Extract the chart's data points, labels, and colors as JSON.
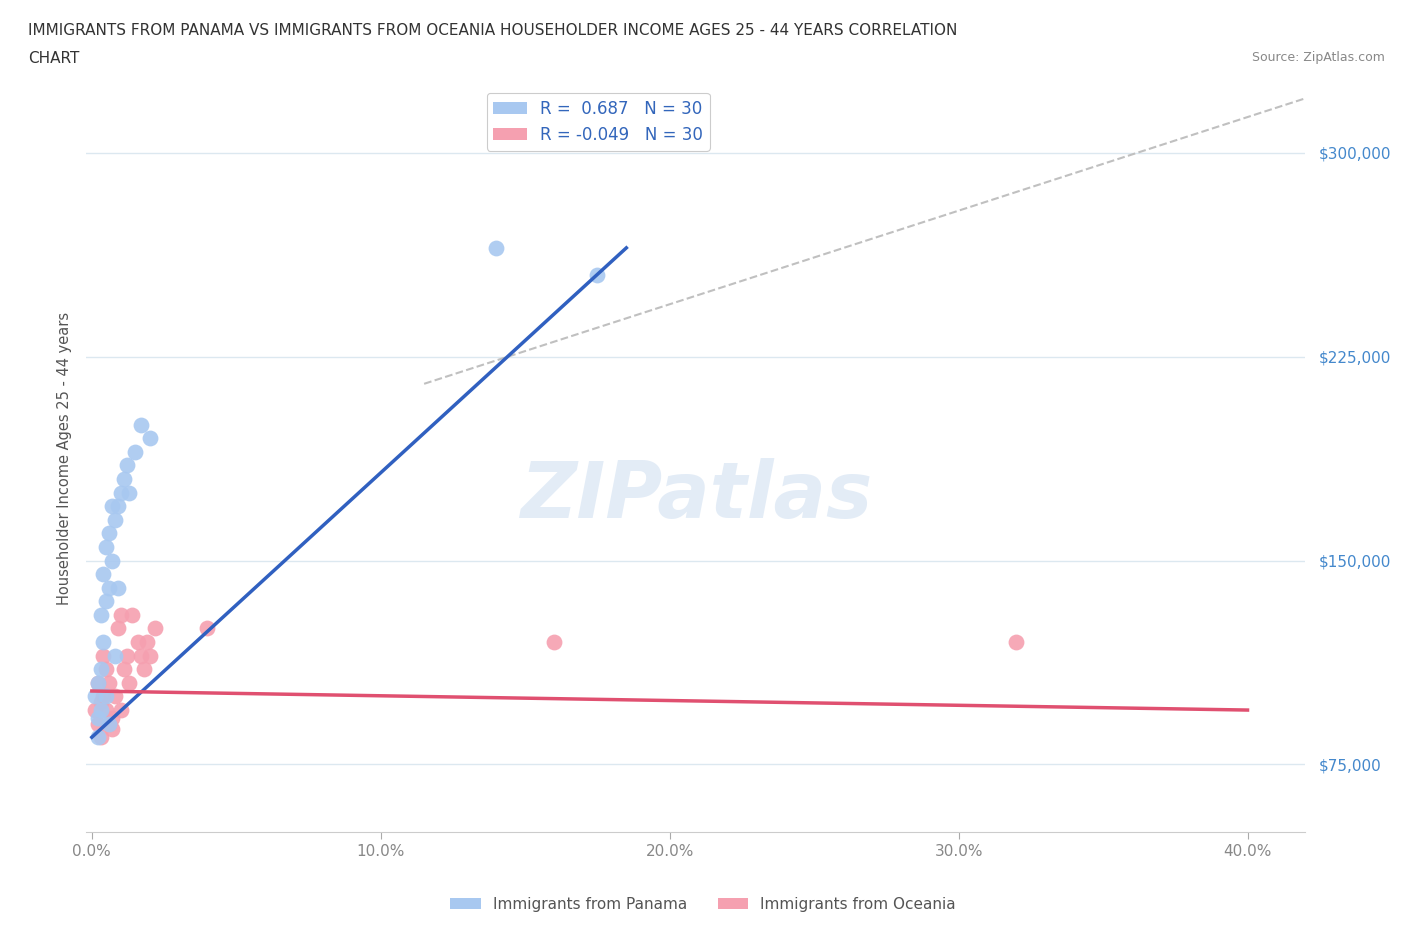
{
  "title_line1": "IMMIGRANTS FROM PANAMA VS IMMIGRANTS FROM OCEANIA HOUSEHOLDER INCOME AGES 25 - 44 YEARS CORRELATION",
  "title_line2": "CHART",
  "source": "Source: ZipAtlas.com",
  "ylabel": "Householder Income Ages 25 - 44 years",
  "xlim": [
    -0.002,
    0.42
  ],
  "ylim": [
    50000,
    325000
  ],
  "yticks": [
    75000,
    150000,
    225000,
    300000
  ],
  "ytick_labels": [
    "$75,000",
    "$150,000",
    "$225,000",
    "$300,000"
  ],
  "xticks": [
    0.0,
    0.1,
    0.2,
    0.3,
    0.4
  ],
  "xtick_labels": [
    "0.0%",
    "10.0%",
    "20.0%",
    "30.0%",
    "40.0%"
  ],
  "panama_color": "#a8c8f0",
  "oceania_color": "#f5a0b0",
  "panama_line_color": "#3060c0",
  "oceania_line_color": "#e05070",
  "diag_line_color": "#c0c0c0",
  "R_panama": 0.687,
  "N_panama": 30,
  "R_oceania": -0.049,
  "N_oceania": 30,
  "panama_x": [
    0.001,
    0.002,
    0.002,
    0.002,
    0.003,
    0.003,
    0.003,
    0.004,
    0.004,
    0.005,
    0.005,
    0.005,
    0.006,
    0.006,
    0.006,
    0.007,
    0.007,
    0.008,
    0.008,
    0.009,
    0.009,
    0.01,
    0.011,
    0.012,
    0.013,
    0.015,
    0.017,
    0.02,
    0.14,
    0.175
  ],
  "panama_y": [
    100000,
    92000,
    105000,
    85000,
    110000,
    130000,
    95000,
    120000,
    145000,
    155000,
    135000,
    100000,
    160000,
    140000,
    90000,
    170000,
    150000,
    165000,
    115000,
    170000,
    140000,
    175000,
    180000,
    185000,
    175000,
    190000,
    200000,
    195000,
    265000,
    255000
  ],
  "oceania_x": [
    0.001,
    0.002,
    0.002,
    0.003,
    0.003,
    0.004,
    0.004,
    0.005,
    0.005,
    0.006,
    0.006,
    0.007,
    0.007,
    0.008,
    0.009,
    0.01,
    0.01,
    0.011,
    0.012,
    0.013,
    0.014,
    0.016,
    0.017,
    0.018,
    0.019,
    0.02,
    0.022,
    0.04,
    0.16,
    0.32
  ],
  "oceania_y": [
    95000,
    105000,
    90000,
    98000,
    85000,
    100000,
    115000,
    95000,
    110000,
    105000,
    90000,
    92000,
    88000,
    100000,
    125000,
    130000,
    95000,
    110000,
    115000,
    105000,
    130000,
    120000,
    115000,
    110000,
    120000,
    115000,
    125000,
    125000,
    120000,
    120000
  ],
  "panama_line_x": [
    0.0,
    0.185
  ],
  "panama_line_y": [
    85000,
    265000
  ],
  "oceania_line_x": [
    0.0,
    0.4
  ],
  "oceania_line_y": [
    102000,
    95000
  ],
  "diag_line_x": [
    0.115,
    0.42
  ],
  "diag_line_y": [
    215000,
    320000
  ],
  "watermark": "ZIPatlas",
  "background_color": "#ffffff",
  "grid_color": "#dce8f0",
  "tick_label_color": "#4488cc",
  "legend_label_color": "#3366bb"
}
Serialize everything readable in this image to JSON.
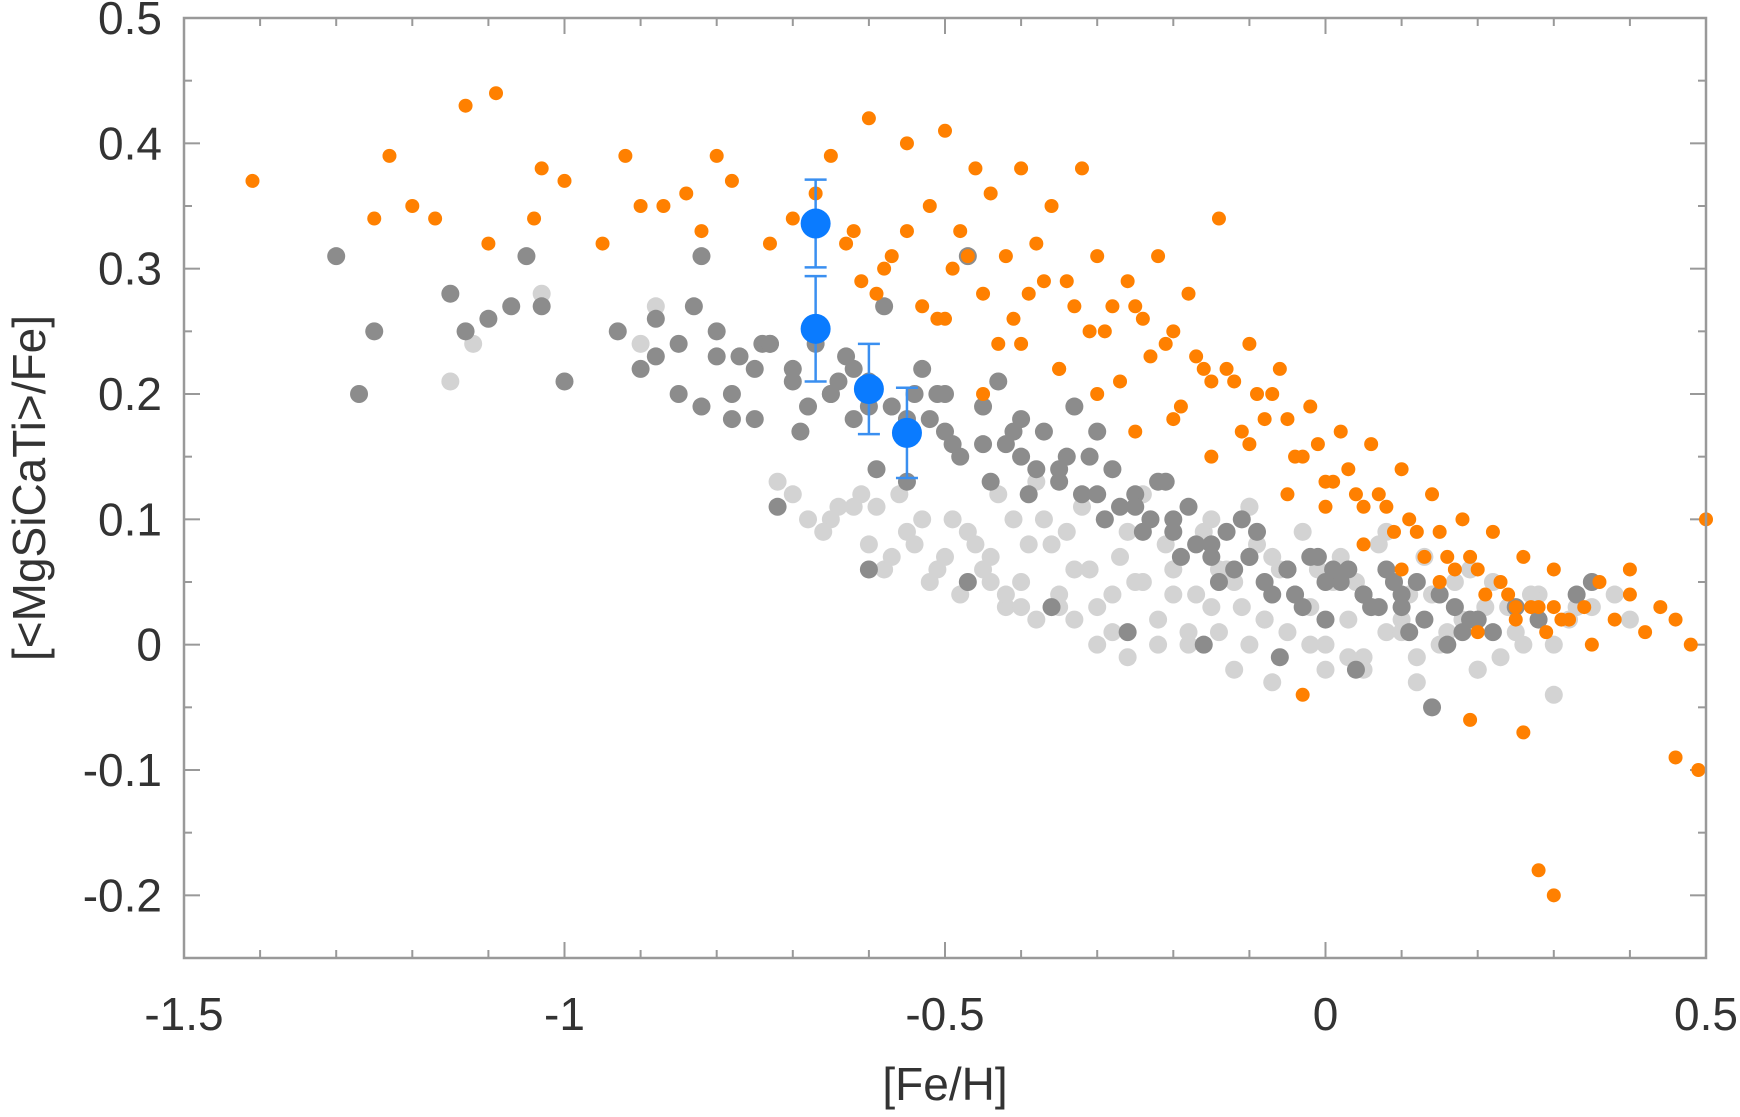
{
  "chart_data": {
    "type": "scatter",
    "title": "",
    "xlabel": "[Fe/H]",
    "ylabel": "[<MgSiCaTi>/Fe]",
    "xlim": [
      -1.5,
      0.5
    ],
    "ylim": [
      -0.25,
      0.5
    ],
    "xticks": [
      {
        "value": -1.5,
        "label": "-1.5"
      },
      {
        "value": -1,
        "label": "-1"
      },
      {
        "value": -0.5,
        "label": "-0.5"
      },
      {
        "value": 0,
        "label": "0"
      },
      {
        "value": 0.5,
        "label": "0.5"
      }
    ],
    "yticks": [
      {
        "value": 0.5,
        "label": "0.5"
      },
      {
        "value": 0.4,
        "label": "0.4"
      },
      {
        "value": 0.3,
        "label": "0.3"
      },
      {
        "value": 0.2,
        "label": "0.2"
      },
      {
        "value": 0.1,
        "label": "0.1"
      },
      {
        "value": 0,
        "label": "0"
      },
      {
        "value": -0.1,
        "label": "-0.1"
      },
      {
        "value": -0.2,
        "label": "-0.2"
      }
    ],
    "grid": false,
    "series": [
      {
        "name": "light-gray",
        "color": "#d3d3d3",
        "x": [
          -1.15,
          -1.12,
          -1.03,
          -0.9,
          -0.88,
          -0.72,
          -0.7,
          -0.65,
          -0.62,
          -0.6,
          -0.58,
          -0.55,
          -0.52,
          -0.5,
          -0.48,
          -0.45,
          -0.42,
          -0.4,
          -0.38,
          -0.35,
          -0.33,
          -0.3,
          -0.28,
          -0.25,
          -0.22,
          -0.2,
          -0.18,
          -0.15,
          -0.12,
          -0.1,
          -0.08,
          -0.05,
          -0.02,
          0.0,
          0.03,
          0.05,
          0.08,
          0.1,
          0.12,
          0.15,
          0.18,
          0.2,
          0.25,
          0.3,
          0.35,
          0.4,
          -0.47,
          -0.44,
          -0.36,
          -0.31,
          -0.27,
          -0.24,
          -0.21,
          -0.17,
          -0.14,
          -0.11,
          -0.07,
          -0.04,
          0.01,
          0.06,
          0.11,
          0.16,
          0.21,
          0.26,
          0.32,
          -0.56,
          -0.53,
          -0.41,
          -0.34,
          -0.29,
          -0.26,
          -0.19,
          -0.16,
          -0.13,
          -0.09,
          -0.06,
          -0.01,
          0.04,
          0.09,
          0.14,
          0.19,
          0.24,
          0.28,
          -0.64,
          -0.61,
          -0.57,
          -0.49,
          -0.43,
          -0.39,
          -0.37,
          -0.32,
          -0.23,
          -0.2,
          -0.15,
          -0.1,
          -0.03,
          0.02,
          0.07,
          0.13,
          0.17,
          0.22,
          0.27,
          0.33,
          0.38,
          -0.46,
          -0.42,
          -0.35,
          -0.3,
          -0.26,
          -0.18,
          -0.12,
          -0.07,
          0.0,
          0.05,
          0.12,
          0.2,
          0.3,
          -0.68,
          -0.66,
          -0.59,
          -0.54,
          -0.51,
          -0.44,
          -0.4,
          -0.33,
          -0.28,
          -0.22,
          -0.14,
          -0.08,
          -0.02,
          0.03,
          0.1,
          0.16,
          0.23,
          -0.38,
          -0.24,
          -0.1,
          0.08
        ],
        "y": [
          0.21,
          0.24,
          0.28,
          0.24,
          0.27,
          0.13,
          0.12,
          0.1,
          0.11,
          0.08,
          0.06,
          0.09,
          0.05,
          0.07,
          0.04,
          0.06,
          0.03,
          0.05,
          0.02,
          0.04,
          0.06,
          0.03,
          0.01,
          0.05,
          0.02,
          0.04,
          0.01,
          0.03,
          0.05,
          0.0,
          0.02,
          0.01,
          0.03,
          0.0,
          0.02,
          -0.01,
          0.01,
          0.02,
          -0.01,
          0.0,
          0.02,
          -0.02,
          0.01,
          0.0,
          0.03,
          0.02,
          0.09,
          0.07,
          0.08,
          0.06,
          0.07,
          0.05,
          0.08,
          0.04,
          0.06,
          0.03,
          0.07,
          0.04,
          0.05,
          0.03,
          0.04,
          0.01,
          0.03,
          0.0,
          0.02,
          0.12,
          0.1,
          0.1,
          0.09,
          0.1,
          0.09,
          0.07,
          0.09,
          0.06,
          0.08,
          0.06,
          0.06,
          0.05,
          0.05,
          0.04,
          0.06,
          0.03,
          0.04,
          0.11,
          0.12,
          0.07,
          0.1,
          0.12,
          0.08,
          0.1,
          0.11,
          0.1,
          0.06,
          0.1,
          0.11,
          0.09,
          0.07,
          0.08,
          0.07,
          0.05,
          0.05,
          0.04,
          0.03,
          0.04,
          0.08,
          0.04,
          0.03,
          0.0,
          -0.01,
          0.0,
          -0.02,
          -0.03,
          -0.02,
          -0.02,
          -0.03,
          -0.02,
          -0.04,
          0.1,
          0.09,
          0.11,
          0.08,
          0.06,
          0.05,
          0.03,
          0.02,
          0.04,
          0.0,
          0.01,
          0.02,
          0.0,
          -0.01,
          0.01,
          0.0,
          -0.01,
          0.13,
          0.12,
          0.11,
          0.09
        ]
      },
      {
        "name": "dark-gray",
        "color": "#8c8c8c",
        "x": [
          -1.3,
          -1.27,
          -1.25,
          -1.15,
          -1.13,
          -1.1,
          -1.07,
          -1.05,
          -1.03,
          -1.0,
          -0.93,
          -0.9,
          -0.88,
          -0.85,
          -0.83,
          -0.82,
          -0.8,
          -0.78,
          -0.77,
          -0.75,
          -0.73,
          -0.72,
          -0.7,
          -0.68,
          -0.67,
          -0.65,
          -0.63,
          -0.62,
          -0.6,
          -0.58,
          -0.57,
          -0.55,
          -0.53,
          -0.52,
          -0.5,
          -0.48,
          -0.47,
          -0.45,
          -0.43,
          -0.42,
          -0.4,
          -0.38,
          -0.37,
          -0.35,
          -0.33,
          -0.32,
          -0.3,
          -0.28,
          -0.27,
          -0.25,
          -0.23,
          -0.22,
          -0.2,
          -0.18,
          -0.17,
          -0.15,
          -0.13,
          -0.12,
          -0.1,
          -0.08,
          -0.07,
          -0.05,
          -0.03,
          -0.02,
          0.0,
          0.02,
          0.03,
          0.05,
          0.07,
          0.08,
          0.1,
          0.12,
          0.13,
          0.15,
          0.17,
          0.18,
          0.2,
          0.22,
          0.25,
          0.28,
          0.33,
          0.35,
          -0.85,
          -0.8,
          -0.75,
          -0.7,
          -0.65,
          -0.6,
          -0.55,
          -0.5,
          -0.45,
          -0.4,
          -0.35,
          -0.3,
          -0.25,
          -0.2,
          -0.15,
          -0.1,
          -0.05,
          0.0,
          0.05,
          0.1,
          -0.88,
          -0.82,
          -0.78,
          -0.74,
          -0.69,
          -0.64,
          -0.59,
          -0.54,
          -0.49,
          -0.44,
          -0.39,
          -0.34,
          -0.29,
          -0.24,
          -0.19,
          -0.14,
          -0.09,
          -0.04,
          0.01,
          0.06,
          0.11,
          0.16,
          -0.73,
          -0.62,
          -0.51,
          -0.41,
          -0.31,
          -0.21,
          -0.11,
          -0.01,
          0.09,
          0.19,
          -0.6,
          -0.47,
          -0.36,
          -0.26,
          -0.16,
          -0.06,
          0.04,
          0.14
        ],
        "y": [
          0.31,
          0.2,
          0.25,
          0.28,
          0.25,
          0.26,
          0.27,
          0.31,
          0.27,
          0.21,
          0.25,
          0.22,
          0.26,
          0.2,
          0.27,
          0.31,
          0.25,
          0.2,
          0.23,
          0.18,
          0.24,
          0.11,
          0.22,
          0.19,
          0.24,
          0.2,
          0.23,
          0.18,
          0.21,
          0.27,
          0.19,
          0.13,
          0.22,
          0.18,
          0.2,
          0.15,
          0.31,
          0.19,
          0.21,
          0.16,
          0.18,
          0.14,
          0.17,
          0.13,
          0.19,
          0.12,
          0.17,
          0.14,
          0.11,
          0.12,
          0.1,
          0.13,
          0.09,
          0.11,
          0.08,
          0.07,
          0.09,
          0.06,
          0.07,
          0.05,
          0.04,
          0.06,
          0.03,
          0.07,
          0.02,
          0.05,
          0.06,
          0.04,
          0.03,
          0.06,
          0.04,
          0.05,
          0.02,
          0.04,
          0.03,
          0.01,
          0.02,
          0.01,
          0.03,
          0.02,
          0.04,
          0.05,
          0.24,
          0.23,
          0.22,
          0.21,
          0.2,
          0.19,
          0.18,
          0.17,
          0.16,
          0.15,
          0.14,
          0.12,
          0.11,
          0.1,
          0.08,
          0.07,
          0.06,
          0.05,
          0.04,
          0.03,
          0.23,
          0.19,
          0.18,
          0.24,
          0.17,
          0.21,
          0.14,
          0.2,
          0.16,
          0.13,
          0.12,
          0.15,
          0.1,
          0.09,
          0.07,
          0.05,
          0.09,
          0.04,
          0.06,
          0.03,
          0.01,
          0.0,
          0.24,
          0.22,
          0.2,
          0.17,
          0.15,
          0.13,
          0.1,
          0.07,
          0.05,
          0.02,
          0.06,
          0.05,
          0.03,
          0.01,
          0.0,
          -0.01,
          -0.02,
          -0.05
        ]
      },
      {
        "name": "orange",
        "color": "#ff8000",
        "x": [
          -1.41,
          -1.25,
          -1.23,
          -1.2,
          -1.17,
          -1.13,
          -1.09,
          -1.1,
          -1.04,
          -1.03,
          -1.0,
          -0.95,
          -0.92,
          -0.9,
          -0.87,
          -0.84,
          -0.82,
          -0.8,
          -0.78,
          -0.73,
          -0.7,
          -0.67,
          -0.65,
          -0.62,
          -0.6,
          -0.58,
          -0.55,
          -0.52,
          -0.5,
          -0.48,
          -0.46,
          -0.44,
          -0.42,
          -0.4,
          -0.38,
          -0.36,
          -0.34,
          -0.32,
          -0.3,
          -0.28,
          -0.26,
          -0.24,
          -0.22,
          -0.2,
          -0.18,
          -0.16,
          -0.14,
          -0.12,
          -0.1,
          -0.08,
          -0.06,
          -0.04,
          -0.02,
          0.0,
          0.02,
          0.04,
          0.06,
          0.08,
          0.1,
          0.12,
          0.14,
          0.16,
          0.18,
          0.2,
          0.22,
          0.24,
          0.26,
          0.28,
          0.3,
          0.32,
          0.34,
          0.36,
          0.38,
          0.4,
          0.42,
          0.44,
          0.46,
          0.48,
          0.5,
          -0.61,
          -0.57,
          -0.53,
          -0.49,
          -0.45,
          -0.41,
          -0.37,
          -0.33,
          -0.29,
          -0.25,
          -0.21,
          -0.17,
          -0.13,
          -0.09,
          -0.05,
          -0.01,
          0.03,
          0.07,
          0.11,
          0.15,
          0.19,
          0.23,
          0.27,
          0.31,
          0.35,
          -0.63,
          -0.59,
          -0.55,
          -0.51,
          -0.47,
          -0.43,
          -0.39,
          -0.35,
          -0.31,
          -0.27,
          -0.23,
          -0.19,
          -0.15,
          -0.11,
          -0.07,
          -0.03,
          0.01,
          0.05,
          0.09,
          0.13,
          0.17,
          0.21,
          0.25,
          0.29,
          -0.5,
          -0.4,
          -0.3,
          -0.2,
          -0.1,
          0.0,
          0.1,
          0.2,
          0.3,
          0.4,
          -0.45,
          -0.35,
          -0.25,
          -0.15,
          -0.05,
          0.05,
          0.15,
          0.25,
          -0.03,
          0.19,
          0.26,
          0.28,
          0.3,
          0.46,
          0.49
        ],
        "y": [
          0.37,
          0.34,
          0.39,
          0.35,
          0.34,
          0.43,
          0.44,
          0.32,
          0.34,
          0.38,
          0.37,
          0.32,
          0.39,
          0.35,
          0.35,
          0.36,
          0.33,
          0.39,
          0.37,
          0.32,
          0.34,
          0.36,
          0.39,
          0.33,
          0.42,
          0.3,
          0.4,
          0.35,
          0.41,
          0.33,
          0.38,
          0.36,
          0.31,
          0.38,
          0.32,
          0.35,
          0.29,
          0.38,
          0.31,
          0.27,
          0.29,
          0.26,
          0.31,
          0.25,
          0.28,
          0.22,
          0.34,
          0.21,
          0.24,
          0.18,
          0.22,
          0.15,
          0.19,
          0.13,
          0.17,
          0.12,
          0.16,
          0.11,
          0.14,
          0.09,
          0.12,
          0.07,
          0.1,
          0.06,
          0.09,
          0.04,
          0.07,
          0.03,
          0.06,
          0.02,
          0.03,
          0.05,
          0.02,
          0.04,
          0.01,
          0.03,
          0.02,
          0.0,
          0.1,
          0.29,
          0.31,
          0.27,
          0.3,
          0.28,
          0.26,
          0.29,
          0.27,
          0.25,
          0.27,
          0.24,
          0.23,
          0.22,
          0.2,
          0.18,
          0.16,
          0.14,
          0.12,
          0.1,
          0.09,
          0.07,
          0.05,
          0.03,
          0.02,
          0.0,
          0.32,
          0.28,
          0.33,
          0.26,
          0.31,
          0.24,
          0.28,
          0.22,
          0.25,
          0.21,
          0.23,
          0.19,
          0.21,
          0.17,
          0.2,
          0.15,
          0.13,
          0.11,
          0.09,
          0.07,
          0.06,
          0.04,
          0.03,
          0.01,
          0.26,
          0.24,
          0.2,
          0.18,
          0.16,
          0.11,
          0.06,
          0.01,
          0.03,
          0.06,
          0.2,
          0.22,
          0.17,
          0.15,
          0.12,
          0.08,
          0.05,
          0.02,
          -0.04,
          -0.06,
          -0.07,
          -0.18,
          -0.2,
          -0.09,
          -0.1
        ]
      },
      {
        "name": "blue",
        "color": "#0a7bff",
        "x": [
          -0.67,
          -0.67,
          -0.6,
          -0.55
        ],
        "y": [
          0.336,
          0.252,
          0.204,
          0.169
        ],
        "yerr": [
          0.035,
          0.042,
          0.036,
          0.036
        ]
      }
    ]
  }
}
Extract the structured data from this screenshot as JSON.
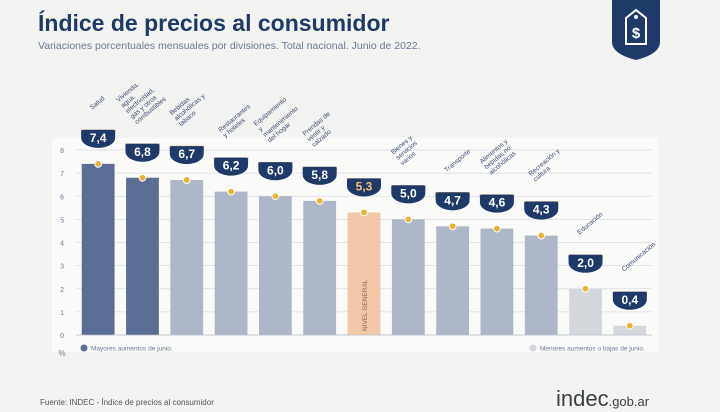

◆ **TO BE DONE**:
Check each line of the records for "Extract" and copy the ones that contain it.

◆ **THE OUTPUT**:
Extract the chart's data points, labels, and colors as JSON.
Extract the structured data from this screenshot as JSON.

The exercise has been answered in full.